_Exercise objective_
State only the number of lines that include "乾式床が多い".

_Records for this exercise_

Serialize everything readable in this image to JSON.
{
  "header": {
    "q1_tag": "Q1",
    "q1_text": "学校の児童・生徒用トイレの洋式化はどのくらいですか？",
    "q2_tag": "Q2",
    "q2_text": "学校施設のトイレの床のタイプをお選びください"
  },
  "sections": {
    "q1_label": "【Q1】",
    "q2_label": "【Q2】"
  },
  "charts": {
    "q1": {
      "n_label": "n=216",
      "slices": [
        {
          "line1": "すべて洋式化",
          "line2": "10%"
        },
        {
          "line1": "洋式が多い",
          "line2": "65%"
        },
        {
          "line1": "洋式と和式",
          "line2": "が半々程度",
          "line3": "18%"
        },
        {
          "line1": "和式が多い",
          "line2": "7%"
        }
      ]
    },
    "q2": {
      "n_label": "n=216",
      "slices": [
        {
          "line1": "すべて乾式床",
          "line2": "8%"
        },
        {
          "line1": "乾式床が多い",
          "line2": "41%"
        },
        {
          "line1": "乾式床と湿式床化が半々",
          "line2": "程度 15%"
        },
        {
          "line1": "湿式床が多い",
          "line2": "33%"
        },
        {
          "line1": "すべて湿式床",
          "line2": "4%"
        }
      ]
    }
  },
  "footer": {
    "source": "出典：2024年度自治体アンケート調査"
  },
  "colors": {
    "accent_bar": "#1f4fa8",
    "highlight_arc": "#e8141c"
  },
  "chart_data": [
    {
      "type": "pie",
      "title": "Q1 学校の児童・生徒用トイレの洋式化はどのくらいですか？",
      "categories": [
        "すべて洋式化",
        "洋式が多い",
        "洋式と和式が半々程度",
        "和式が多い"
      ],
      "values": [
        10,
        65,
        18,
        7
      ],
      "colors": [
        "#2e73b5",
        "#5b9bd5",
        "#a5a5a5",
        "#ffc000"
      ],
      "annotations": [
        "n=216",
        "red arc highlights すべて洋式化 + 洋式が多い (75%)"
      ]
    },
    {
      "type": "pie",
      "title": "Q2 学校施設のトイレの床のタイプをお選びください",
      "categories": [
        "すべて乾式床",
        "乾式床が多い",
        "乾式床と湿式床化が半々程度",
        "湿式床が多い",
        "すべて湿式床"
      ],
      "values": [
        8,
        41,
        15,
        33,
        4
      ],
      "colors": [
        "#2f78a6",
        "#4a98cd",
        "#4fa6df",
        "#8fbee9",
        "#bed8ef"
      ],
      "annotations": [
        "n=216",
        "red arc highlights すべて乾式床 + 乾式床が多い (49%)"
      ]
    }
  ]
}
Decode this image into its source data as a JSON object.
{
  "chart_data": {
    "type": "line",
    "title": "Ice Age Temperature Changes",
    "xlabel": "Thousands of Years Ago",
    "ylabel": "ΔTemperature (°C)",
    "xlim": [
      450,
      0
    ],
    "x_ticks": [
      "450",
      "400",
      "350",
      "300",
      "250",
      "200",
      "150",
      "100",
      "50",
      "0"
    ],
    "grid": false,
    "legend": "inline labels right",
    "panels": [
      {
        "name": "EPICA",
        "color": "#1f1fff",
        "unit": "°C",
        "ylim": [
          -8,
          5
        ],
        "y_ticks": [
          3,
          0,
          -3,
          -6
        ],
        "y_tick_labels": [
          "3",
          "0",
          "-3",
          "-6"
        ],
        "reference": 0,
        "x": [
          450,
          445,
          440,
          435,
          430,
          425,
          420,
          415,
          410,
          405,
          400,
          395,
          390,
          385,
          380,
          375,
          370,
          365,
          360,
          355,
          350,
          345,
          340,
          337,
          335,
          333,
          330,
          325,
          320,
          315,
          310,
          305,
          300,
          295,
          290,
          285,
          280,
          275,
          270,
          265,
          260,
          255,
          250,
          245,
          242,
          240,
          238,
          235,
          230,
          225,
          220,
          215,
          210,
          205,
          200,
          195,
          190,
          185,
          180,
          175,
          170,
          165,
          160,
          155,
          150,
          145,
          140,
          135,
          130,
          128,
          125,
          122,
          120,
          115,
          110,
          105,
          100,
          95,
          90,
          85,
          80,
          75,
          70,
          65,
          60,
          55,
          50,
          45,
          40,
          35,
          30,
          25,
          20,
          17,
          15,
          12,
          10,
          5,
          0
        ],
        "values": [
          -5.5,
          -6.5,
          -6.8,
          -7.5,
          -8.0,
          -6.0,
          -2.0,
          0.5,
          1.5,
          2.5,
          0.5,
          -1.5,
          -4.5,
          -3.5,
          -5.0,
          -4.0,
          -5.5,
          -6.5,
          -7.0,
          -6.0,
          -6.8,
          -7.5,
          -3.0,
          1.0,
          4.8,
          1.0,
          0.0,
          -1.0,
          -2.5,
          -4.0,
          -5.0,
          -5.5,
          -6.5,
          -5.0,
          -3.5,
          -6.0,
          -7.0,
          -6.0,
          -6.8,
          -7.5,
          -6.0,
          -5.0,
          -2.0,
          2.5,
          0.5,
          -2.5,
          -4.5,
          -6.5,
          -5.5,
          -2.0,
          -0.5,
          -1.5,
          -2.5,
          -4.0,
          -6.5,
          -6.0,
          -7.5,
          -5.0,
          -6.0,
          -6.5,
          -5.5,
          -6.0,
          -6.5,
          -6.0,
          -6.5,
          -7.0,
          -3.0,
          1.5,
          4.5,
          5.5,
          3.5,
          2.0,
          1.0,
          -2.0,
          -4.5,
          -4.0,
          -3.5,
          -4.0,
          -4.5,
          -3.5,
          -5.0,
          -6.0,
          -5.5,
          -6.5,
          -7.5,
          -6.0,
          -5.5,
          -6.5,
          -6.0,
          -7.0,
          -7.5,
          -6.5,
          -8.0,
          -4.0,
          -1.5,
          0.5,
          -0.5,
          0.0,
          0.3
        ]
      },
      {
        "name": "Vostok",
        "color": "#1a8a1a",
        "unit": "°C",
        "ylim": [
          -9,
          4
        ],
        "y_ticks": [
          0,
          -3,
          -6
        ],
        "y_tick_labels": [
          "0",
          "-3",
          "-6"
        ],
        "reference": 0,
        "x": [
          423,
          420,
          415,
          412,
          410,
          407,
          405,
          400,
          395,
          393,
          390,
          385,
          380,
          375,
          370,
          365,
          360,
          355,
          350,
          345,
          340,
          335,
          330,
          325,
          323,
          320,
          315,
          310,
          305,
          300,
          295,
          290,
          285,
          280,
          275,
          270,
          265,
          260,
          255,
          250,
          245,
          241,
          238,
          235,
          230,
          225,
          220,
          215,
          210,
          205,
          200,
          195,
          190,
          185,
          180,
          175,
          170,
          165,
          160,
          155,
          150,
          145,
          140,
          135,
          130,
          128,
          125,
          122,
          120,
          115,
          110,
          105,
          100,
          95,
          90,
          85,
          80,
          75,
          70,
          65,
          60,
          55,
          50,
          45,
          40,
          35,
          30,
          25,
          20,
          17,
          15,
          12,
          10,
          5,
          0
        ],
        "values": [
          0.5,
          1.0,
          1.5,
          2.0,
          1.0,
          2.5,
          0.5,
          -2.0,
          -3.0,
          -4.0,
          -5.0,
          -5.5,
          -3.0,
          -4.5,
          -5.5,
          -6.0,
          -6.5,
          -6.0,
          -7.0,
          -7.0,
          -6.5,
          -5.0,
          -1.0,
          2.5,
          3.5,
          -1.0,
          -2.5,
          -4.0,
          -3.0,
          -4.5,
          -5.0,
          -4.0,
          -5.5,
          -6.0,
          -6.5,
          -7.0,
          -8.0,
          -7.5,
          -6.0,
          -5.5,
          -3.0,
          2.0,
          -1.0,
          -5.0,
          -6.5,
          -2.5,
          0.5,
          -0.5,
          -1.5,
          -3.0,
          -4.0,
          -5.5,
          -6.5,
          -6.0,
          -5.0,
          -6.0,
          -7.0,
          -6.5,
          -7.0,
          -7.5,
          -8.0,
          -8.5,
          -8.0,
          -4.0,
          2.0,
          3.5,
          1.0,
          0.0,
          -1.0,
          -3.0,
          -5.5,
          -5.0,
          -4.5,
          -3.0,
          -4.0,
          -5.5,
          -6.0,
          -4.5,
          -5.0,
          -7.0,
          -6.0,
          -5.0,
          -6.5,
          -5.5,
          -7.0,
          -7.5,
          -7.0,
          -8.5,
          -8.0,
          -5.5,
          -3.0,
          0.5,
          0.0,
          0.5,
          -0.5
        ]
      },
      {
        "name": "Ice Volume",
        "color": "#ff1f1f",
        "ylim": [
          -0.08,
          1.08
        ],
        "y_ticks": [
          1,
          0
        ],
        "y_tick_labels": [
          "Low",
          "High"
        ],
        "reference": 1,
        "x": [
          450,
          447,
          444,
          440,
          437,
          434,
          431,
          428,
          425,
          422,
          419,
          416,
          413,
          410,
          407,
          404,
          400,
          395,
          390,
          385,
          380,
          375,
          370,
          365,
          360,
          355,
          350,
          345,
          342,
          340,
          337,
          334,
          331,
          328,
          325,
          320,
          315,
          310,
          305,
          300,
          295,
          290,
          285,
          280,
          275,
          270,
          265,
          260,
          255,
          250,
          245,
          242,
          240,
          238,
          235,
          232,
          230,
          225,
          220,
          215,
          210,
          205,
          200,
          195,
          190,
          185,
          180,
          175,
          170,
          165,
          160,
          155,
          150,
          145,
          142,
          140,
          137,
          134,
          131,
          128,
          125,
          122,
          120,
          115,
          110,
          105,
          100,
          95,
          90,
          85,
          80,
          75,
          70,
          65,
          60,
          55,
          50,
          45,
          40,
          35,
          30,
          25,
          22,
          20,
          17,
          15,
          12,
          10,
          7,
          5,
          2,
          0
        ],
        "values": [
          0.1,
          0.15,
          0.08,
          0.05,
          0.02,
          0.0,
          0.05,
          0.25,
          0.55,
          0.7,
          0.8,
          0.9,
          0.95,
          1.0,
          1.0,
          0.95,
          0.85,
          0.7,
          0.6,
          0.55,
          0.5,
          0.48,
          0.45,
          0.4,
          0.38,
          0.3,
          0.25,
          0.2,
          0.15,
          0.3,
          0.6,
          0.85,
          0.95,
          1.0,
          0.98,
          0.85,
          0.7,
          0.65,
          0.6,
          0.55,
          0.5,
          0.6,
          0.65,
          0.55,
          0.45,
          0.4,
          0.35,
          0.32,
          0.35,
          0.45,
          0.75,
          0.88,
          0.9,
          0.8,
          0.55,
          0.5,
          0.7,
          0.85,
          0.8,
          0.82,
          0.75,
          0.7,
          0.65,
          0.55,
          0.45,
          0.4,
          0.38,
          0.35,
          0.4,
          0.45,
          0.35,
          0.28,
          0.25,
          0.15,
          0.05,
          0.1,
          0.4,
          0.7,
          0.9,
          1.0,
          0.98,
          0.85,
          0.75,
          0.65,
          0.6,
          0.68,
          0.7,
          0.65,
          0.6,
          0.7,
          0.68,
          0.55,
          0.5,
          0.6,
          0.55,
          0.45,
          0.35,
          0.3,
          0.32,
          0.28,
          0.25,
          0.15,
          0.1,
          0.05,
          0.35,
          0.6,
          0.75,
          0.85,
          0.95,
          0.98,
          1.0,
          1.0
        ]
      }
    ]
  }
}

_Task result_
3